:: Recorded information ::
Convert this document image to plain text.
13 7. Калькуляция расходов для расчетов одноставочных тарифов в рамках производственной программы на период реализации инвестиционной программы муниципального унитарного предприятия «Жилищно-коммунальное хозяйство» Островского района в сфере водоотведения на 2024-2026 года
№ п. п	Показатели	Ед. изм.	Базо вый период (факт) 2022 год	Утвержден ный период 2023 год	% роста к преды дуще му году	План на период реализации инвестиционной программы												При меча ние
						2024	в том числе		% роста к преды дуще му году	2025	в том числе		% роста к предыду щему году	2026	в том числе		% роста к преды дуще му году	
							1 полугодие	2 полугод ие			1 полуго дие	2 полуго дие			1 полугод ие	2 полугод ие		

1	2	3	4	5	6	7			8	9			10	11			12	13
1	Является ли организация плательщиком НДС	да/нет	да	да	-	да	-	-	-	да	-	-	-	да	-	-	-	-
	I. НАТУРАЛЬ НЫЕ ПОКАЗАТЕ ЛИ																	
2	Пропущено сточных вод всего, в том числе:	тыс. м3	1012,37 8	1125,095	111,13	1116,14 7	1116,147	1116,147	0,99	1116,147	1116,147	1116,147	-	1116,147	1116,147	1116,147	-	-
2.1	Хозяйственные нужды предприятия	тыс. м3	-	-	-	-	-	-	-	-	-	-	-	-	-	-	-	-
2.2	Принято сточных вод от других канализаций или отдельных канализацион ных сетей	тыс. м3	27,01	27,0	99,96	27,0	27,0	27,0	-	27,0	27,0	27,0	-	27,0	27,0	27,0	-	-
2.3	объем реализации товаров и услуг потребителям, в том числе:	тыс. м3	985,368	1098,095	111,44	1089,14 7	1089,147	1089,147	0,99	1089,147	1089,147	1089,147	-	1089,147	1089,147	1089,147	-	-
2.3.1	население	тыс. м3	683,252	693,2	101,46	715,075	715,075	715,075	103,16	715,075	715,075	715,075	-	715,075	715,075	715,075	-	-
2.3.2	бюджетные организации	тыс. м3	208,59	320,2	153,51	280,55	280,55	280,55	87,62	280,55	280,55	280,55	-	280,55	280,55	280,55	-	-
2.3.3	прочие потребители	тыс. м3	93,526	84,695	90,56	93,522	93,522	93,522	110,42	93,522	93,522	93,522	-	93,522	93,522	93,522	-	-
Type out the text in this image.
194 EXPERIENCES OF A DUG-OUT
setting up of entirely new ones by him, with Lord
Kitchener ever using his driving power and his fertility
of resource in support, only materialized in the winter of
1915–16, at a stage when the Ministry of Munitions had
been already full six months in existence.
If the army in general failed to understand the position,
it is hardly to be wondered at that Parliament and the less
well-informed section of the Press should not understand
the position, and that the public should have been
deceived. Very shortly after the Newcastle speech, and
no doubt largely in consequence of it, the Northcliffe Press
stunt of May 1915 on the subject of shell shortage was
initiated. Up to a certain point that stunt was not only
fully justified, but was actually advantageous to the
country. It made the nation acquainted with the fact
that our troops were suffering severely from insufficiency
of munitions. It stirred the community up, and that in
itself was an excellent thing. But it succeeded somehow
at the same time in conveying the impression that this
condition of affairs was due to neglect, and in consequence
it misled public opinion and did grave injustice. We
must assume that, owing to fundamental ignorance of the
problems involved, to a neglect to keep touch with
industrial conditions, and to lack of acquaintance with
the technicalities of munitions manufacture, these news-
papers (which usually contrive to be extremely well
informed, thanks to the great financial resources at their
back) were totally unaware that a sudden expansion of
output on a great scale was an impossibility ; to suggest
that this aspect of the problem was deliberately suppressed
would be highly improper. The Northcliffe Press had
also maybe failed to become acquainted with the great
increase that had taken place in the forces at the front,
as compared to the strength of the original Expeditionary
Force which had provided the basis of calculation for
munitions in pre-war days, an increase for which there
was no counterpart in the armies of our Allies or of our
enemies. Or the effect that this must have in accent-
:::
(Exercise directions): Output the listing above word for word.

(Result of the exercise):
Convert this document image to plain text.
13 7. Калькуляция расходов для расчетов одноставочных тарифов в рамках производственной программы на период реализации инвестиционной программы муниципального унитарного предприятия «Жилищно-коммунальное хозяйство» Островского района в сфере водоотведения на 2024-2026 года
№ п. п	Показатели	Ед. изм.	Базо вый период (факт) 2022 год	Утвержден ный период 2023 год	% роста к преды дуще му году	План на период реализации инвестиционной программы												При меча ние
						2024	в том числе		% роста к преды дуще му году	2025	в том числе		% роста к предыду щему году	2026	в том числе		% роста к преды дуще му году	
							1 полугодие	2 полугод ие			1 полуго дие	2 полуго дие			1 полугод ие	2 полугод ие		

1	2	3	4	5	6	7			8	9			10	11			12	13
1	Является ли организация плательщиком НДС	да/нет	да	да	-	да	-	-	-	да	-	-	-	да	-	-	-	-
	I. НАТУРАЛЬ НЫЕ ПОКАЗАТЕ ЛИ																	
2	Пропущено сточных вод всего, в том числе:	тыс. м3	1012,37 8	1125,095	111,13	1116,14 7	1116,147	1116,147	0,99	1116,147	1116,147	1116,147	-	1116,147	1116,147	1116,147	-	-
2.1	Хозяйственные нужды предприятия	тыс. м3	-	-	-	-	-	-	-	-	-	-	-	-	-	-	-	-
2.2	Принято сточных вод от других канализаций или отдельных канализацион ных сетей	тыс. м3	27,01	27,0	99,96	27,0	27,0	27,0	-	27,0	27,0	27,0	-	27,0	27,0	27,0	-	-
2.3	объем реализации товаров и услуг потребителям, в том числе:	тыс. м3	985,368	1098,095	111,44	1089,14 7	1089,147	1089,147	0,99	1089,147	1089,147	1089,147	-	1089,147	1089,147	1089,147	-	-
2.3.1	население	тыс. м3	683,252	693,2	101,46	715,075	715,075	715,075	103,16	715,075	715,075	715,075	-	715,075	715,075	715,075	-	-
2.3.2	бюджетные организации	тыс. м3	208,59	320,2	153,51	280,55	280,55	280,55	87,62	280,55	280,55	280,55	-	280,55	280,55	280,55	-	-
2.3.3	прочие потребители	тыс. м3	93,526	84,695	90,56	93,522	93,522	93,522	110,42	93,522	93,522	93,522	-	93,522	93,522	93,522	-	-
Type out the text in this image.
194 EXPERIENCES OF A DUG-OUT
setting up of entirely new ones by him, with Lord
Kitchener ever using his driving power and his fertility
of resource in support, only materialized in the winter of
1915–16, at a stage when the Ministry of Munitions had
been already full six months in existence.
If the army in general failed to understand the position,
it is hardly to be wondered at that Parliament and the less
well-informed section of the Press should not understand
the position, and that the public should have been
deceived. Very shortly after the Newcastle speech, and
no doubt largely in consequence of it, the Northcliffe Press
stunt of May 1915 on the subject of shell shortage was
initiated. Up to a certain point that stunt was not only
fully justified, but was actually advantageous to the
country. It made the nation acquainted with the fact
that our troops were suffering severely from insufficiency
of munitions. It stirred the community up, and that in
itself was an excellent thing. But it succeeded somehow
at the same time in conveying the impression that this
condition of affairs was due to neglect, and in consequence
it misled public opinion and did grave injustice. We
must assume that, owing to fundamental ignorance of the
problems involved, to a neglect to keep touch with
industrial conditions, and to lack of acquaintance with
the technicalities of munitions manufacture, these news-
papers (which usually contrive to be extremely well
informed, thanks to the great financial resources at their
back) were totally unaware that a sudden expansion of
output on a great scale was an impossibility ; to suggest
that this aspect of the problem was deliberately suppressed
would be highly improper. The Northcliffe Press had
also maybe failed to become acquainted with the great
increase that had taken place in the forces at the front,
as compared to the strength of the original Expeditionary
Force which had provided the basis of calculation for
munitions in pre-war days, an increase for which there
was no counterpart in the armies of our Allies or of our
enemies. Or the effect that this must have in accent-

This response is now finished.